Problem to work on: Assemble all lines in which the string "السلام" appears.
◆ ◆ ◆
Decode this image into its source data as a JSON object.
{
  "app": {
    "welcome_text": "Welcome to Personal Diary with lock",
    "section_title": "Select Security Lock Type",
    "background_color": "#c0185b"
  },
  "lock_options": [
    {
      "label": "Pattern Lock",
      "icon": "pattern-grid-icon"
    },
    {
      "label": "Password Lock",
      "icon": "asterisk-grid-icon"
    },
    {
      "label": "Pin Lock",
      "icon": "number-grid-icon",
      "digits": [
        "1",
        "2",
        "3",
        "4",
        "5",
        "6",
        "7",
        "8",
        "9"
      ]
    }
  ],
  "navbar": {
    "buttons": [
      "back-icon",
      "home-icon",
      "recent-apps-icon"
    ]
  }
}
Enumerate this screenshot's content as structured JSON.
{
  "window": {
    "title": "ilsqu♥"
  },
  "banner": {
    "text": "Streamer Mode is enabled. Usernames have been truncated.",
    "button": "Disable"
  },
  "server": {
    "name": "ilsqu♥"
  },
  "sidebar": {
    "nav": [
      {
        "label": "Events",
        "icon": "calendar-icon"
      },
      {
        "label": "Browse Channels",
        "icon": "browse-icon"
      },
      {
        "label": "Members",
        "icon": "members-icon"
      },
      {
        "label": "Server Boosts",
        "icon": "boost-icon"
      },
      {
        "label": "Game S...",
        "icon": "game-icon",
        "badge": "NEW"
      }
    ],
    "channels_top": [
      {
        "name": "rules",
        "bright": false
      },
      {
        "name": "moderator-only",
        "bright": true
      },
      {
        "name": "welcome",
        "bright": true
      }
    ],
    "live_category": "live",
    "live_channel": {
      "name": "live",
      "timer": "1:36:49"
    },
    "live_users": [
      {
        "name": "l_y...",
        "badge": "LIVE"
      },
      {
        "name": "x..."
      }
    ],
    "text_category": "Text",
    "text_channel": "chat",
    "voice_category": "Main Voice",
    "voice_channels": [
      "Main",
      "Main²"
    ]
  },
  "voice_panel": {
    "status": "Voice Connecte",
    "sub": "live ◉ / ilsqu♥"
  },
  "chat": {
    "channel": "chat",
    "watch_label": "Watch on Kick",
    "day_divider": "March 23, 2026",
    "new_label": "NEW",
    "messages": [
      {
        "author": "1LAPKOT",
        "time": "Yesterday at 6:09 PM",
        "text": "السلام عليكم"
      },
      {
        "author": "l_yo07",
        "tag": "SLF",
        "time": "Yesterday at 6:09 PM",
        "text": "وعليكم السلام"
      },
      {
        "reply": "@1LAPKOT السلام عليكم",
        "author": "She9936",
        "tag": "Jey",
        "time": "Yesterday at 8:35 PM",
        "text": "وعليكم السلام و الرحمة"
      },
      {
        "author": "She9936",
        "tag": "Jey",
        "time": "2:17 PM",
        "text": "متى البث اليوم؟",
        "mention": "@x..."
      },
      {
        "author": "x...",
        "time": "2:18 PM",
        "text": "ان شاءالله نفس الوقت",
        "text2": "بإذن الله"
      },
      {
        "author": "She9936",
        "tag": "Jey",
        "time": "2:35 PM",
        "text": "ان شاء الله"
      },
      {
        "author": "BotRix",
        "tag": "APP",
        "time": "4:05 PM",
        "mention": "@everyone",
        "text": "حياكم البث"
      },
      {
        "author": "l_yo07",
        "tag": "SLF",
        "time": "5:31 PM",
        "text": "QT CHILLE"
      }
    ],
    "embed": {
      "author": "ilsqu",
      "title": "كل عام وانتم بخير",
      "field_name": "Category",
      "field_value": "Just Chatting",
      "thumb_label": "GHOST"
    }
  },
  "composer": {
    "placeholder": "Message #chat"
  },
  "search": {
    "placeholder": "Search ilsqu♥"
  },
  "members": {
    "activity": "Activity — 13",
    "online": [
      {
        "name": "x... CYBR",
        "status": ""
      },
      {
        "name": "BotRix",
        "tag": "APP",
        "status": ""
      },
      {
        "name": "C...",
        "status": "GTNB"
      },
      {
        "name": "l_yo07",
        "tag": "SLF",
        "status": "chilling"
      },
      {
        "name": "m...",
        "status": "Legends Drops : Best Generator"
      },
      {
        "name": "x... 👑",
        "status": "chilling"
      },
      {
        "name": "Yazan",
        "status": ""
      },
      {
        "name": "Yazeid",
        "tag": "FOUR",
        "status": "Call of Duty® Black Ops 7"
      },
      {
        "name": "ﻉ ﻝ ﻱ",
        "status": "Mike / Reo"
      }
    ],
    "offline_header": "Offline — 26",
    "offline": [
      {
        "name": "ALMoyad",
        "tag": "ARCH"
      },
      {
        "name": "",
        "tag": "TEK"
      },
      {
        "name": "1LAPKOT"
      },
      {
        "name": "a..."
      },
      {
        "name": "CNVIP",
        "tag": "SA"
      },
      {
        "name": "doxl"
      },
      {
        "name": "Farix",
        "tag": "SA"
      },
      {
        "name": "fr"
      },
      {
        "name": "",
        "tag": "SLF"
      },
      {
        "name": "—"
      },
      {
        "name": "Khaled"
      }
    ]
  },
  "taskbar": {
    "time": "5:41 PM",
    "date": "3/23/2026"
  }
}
◆ ◆ ◆
Answer to the task:
        "text": "السلام عليكم"
        "text": "وعليكم السلام"
        "reply": "@1LAPKOT السلام عليكم",
        "text": "وعليكم السلام و الرحمة"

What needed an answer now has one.